Quote all entries exactly, leaving pictures aside.

Extracted data entries
┄┄┄┄┄┄

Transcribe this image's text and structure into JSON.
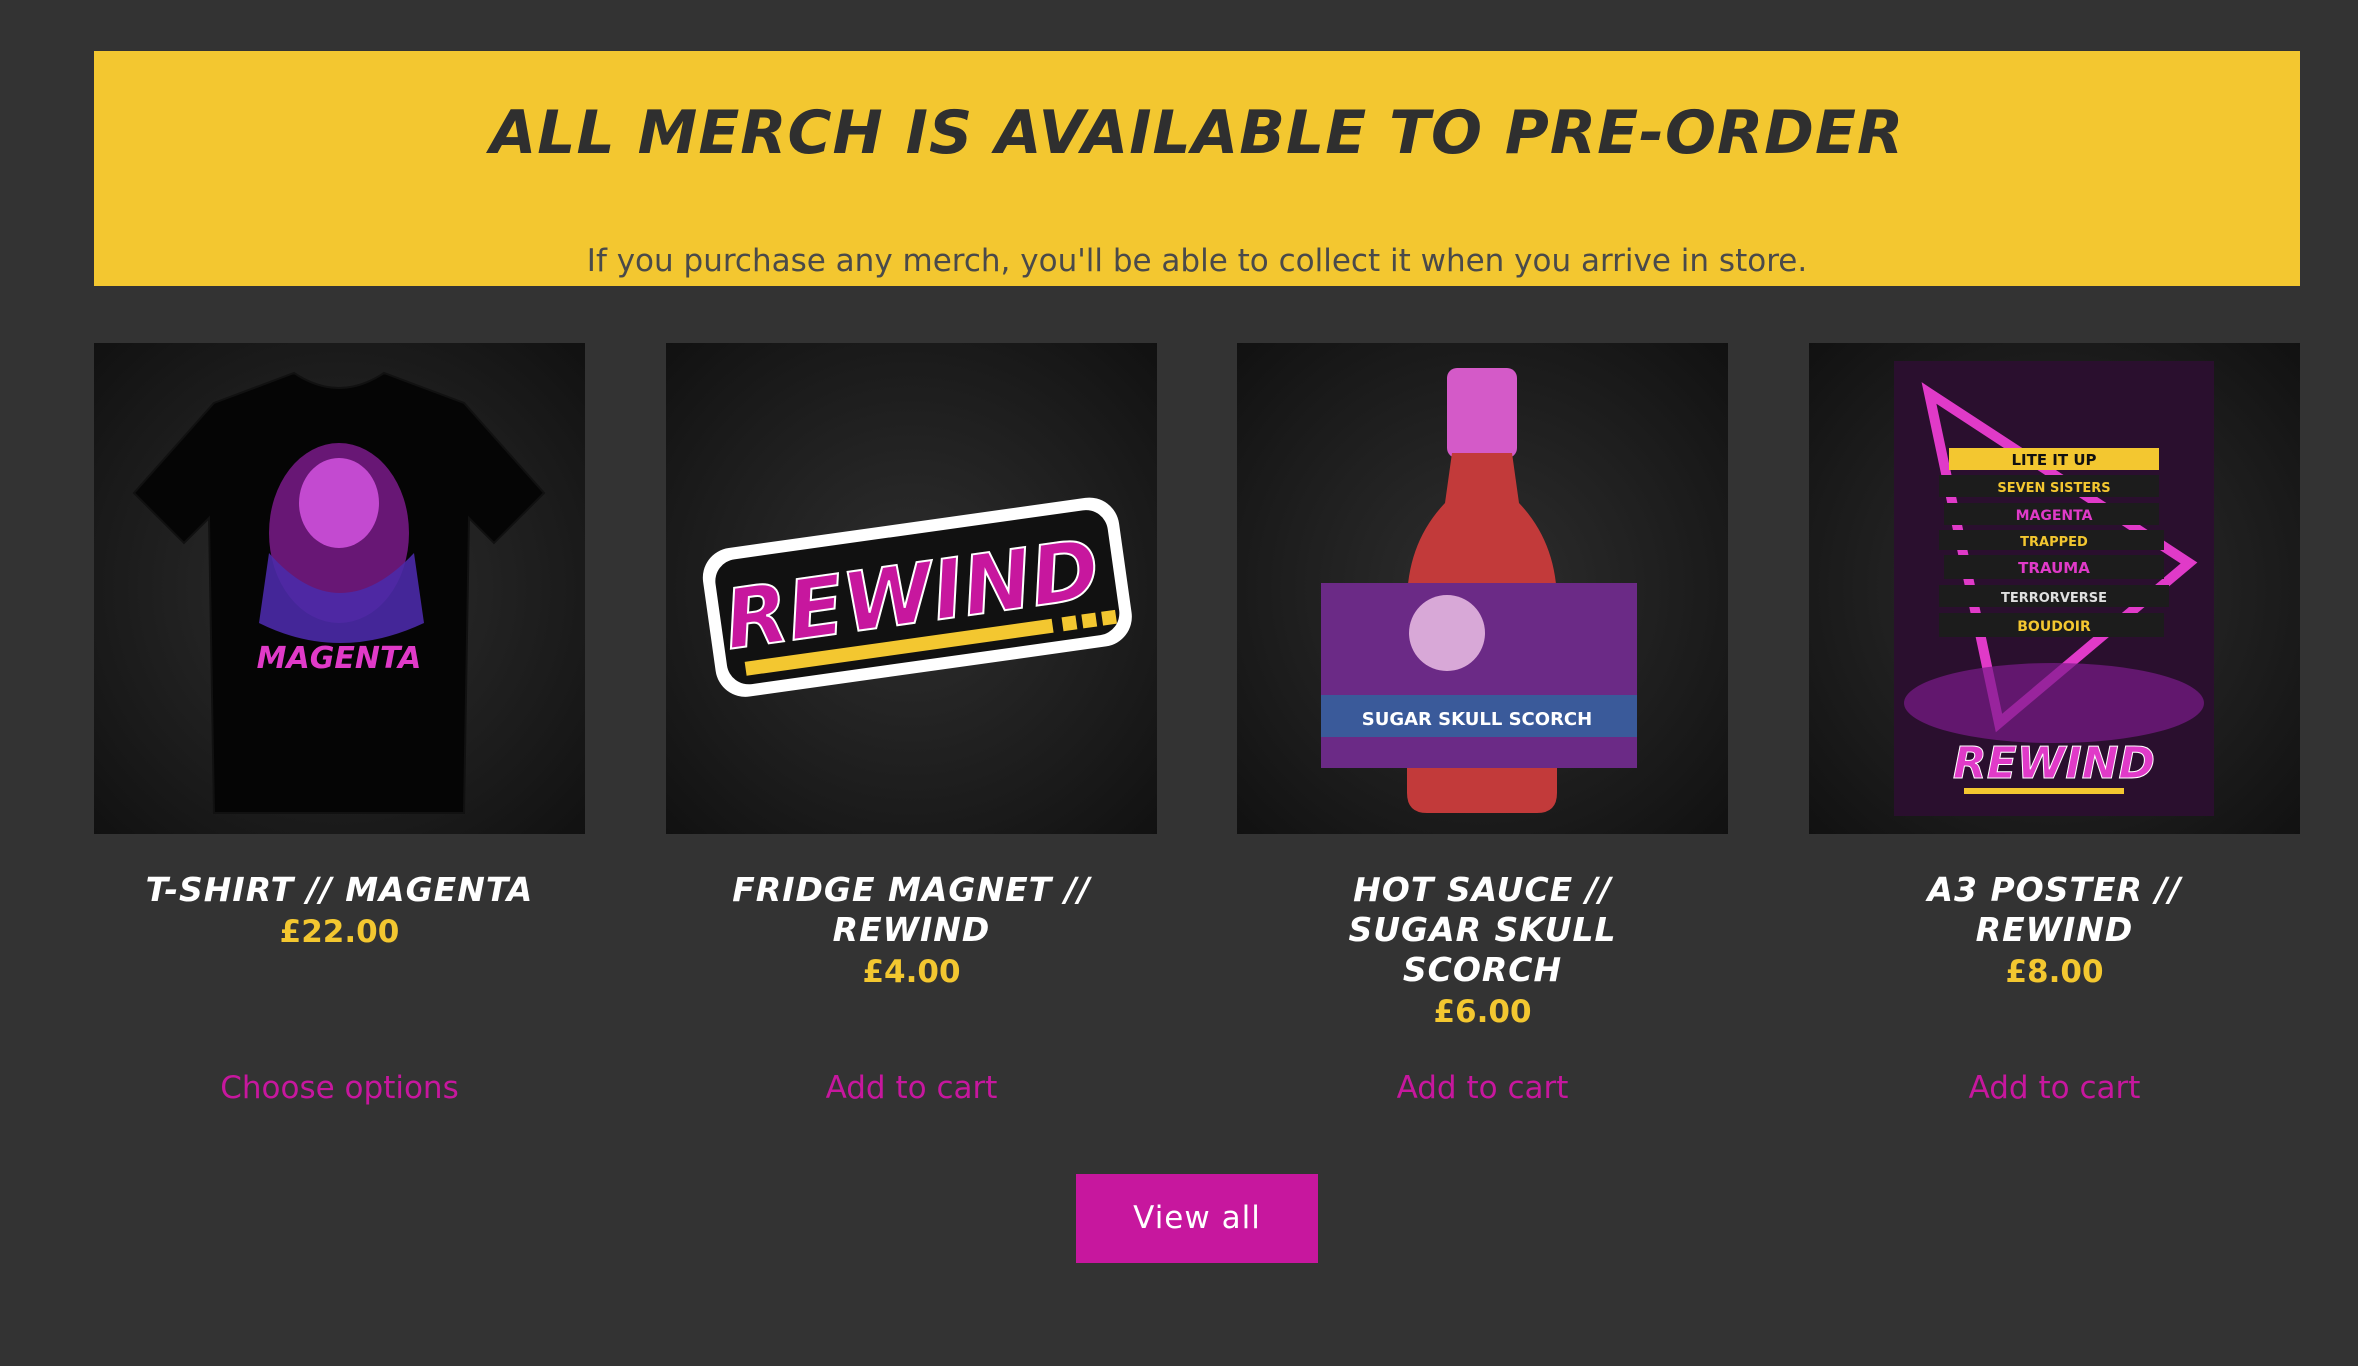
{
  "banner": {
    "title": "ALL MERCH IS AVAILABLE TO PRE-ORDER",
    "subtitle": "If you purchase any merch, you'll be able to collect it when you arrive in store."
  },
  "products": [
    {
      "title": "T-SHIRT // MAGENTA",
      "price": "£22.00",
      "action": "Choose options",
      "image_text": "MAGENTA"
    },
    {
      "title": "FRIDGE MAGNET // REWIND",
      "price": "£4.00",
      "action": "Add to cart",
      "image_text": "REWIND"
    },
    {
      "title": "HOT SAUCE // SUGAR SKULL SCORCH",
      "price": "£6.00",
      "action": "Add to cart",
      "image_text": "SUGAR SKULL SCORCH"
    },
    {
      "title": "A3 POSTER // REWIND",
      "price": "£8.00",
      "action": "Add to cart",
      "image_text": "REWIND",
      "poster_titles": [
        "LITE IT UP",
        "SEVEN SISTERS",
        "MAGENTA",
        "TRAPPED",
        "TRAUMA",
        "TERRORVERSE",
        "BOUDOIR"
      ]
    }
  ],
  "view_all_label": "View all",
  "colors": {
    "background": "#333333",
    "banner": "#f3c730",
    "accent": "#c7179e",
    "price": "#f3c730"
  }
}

┄┄┄┄┄┄

**Exercise response:**
Transcribe this image's text and structure into JSON.
{
  "banner": {
    "title": "ALL MERCH IS AVAILABLE TO PRE-ORDER",
    "subtitle": "If you purchase any merch, you'll be able to collect it when you arrive in store."
  },
  "products": [
    {
      "title": "T-SHIRT // MAGENTA",
      "price": "£22.00",
      "action": "Choose options",
      "image_text": "MAGENTA"
    },
    {
      "title": "FRIDGE MAGNET // REWIND",
      "price": "£4.00",
      "action": "Add to cart",
      "image_text": "REWIND"
    },
    {
      "title": "HOT SAUCE // SUGAR SKULL SCORCH",
      "price": "£6.00",
      "action": "Add to cart",
      "image_text": "SUGAR SKULL SCORCH"
    },
    {
      "title": "A3 POSTER // REWIND",
      "price": "£8.00",
      "action": "Add to cart",
      "image_text": "REWIND",
      "poster_titles": [
        "LITE IT UP",
        "SEVEN SISTERS",
        "MAGENTA",
        "TRAPPED",
        "TRAUMA",
        "TERRORVERSE",
        "BOUDOIR"
      ]
    }
  ],
  "view_all_label": "View all",
  "colors": {
    "background": "#333333",
    "banner": "#f3c730",
    "accent": "#c7179e",
    "price": "#f3c730"
  }
}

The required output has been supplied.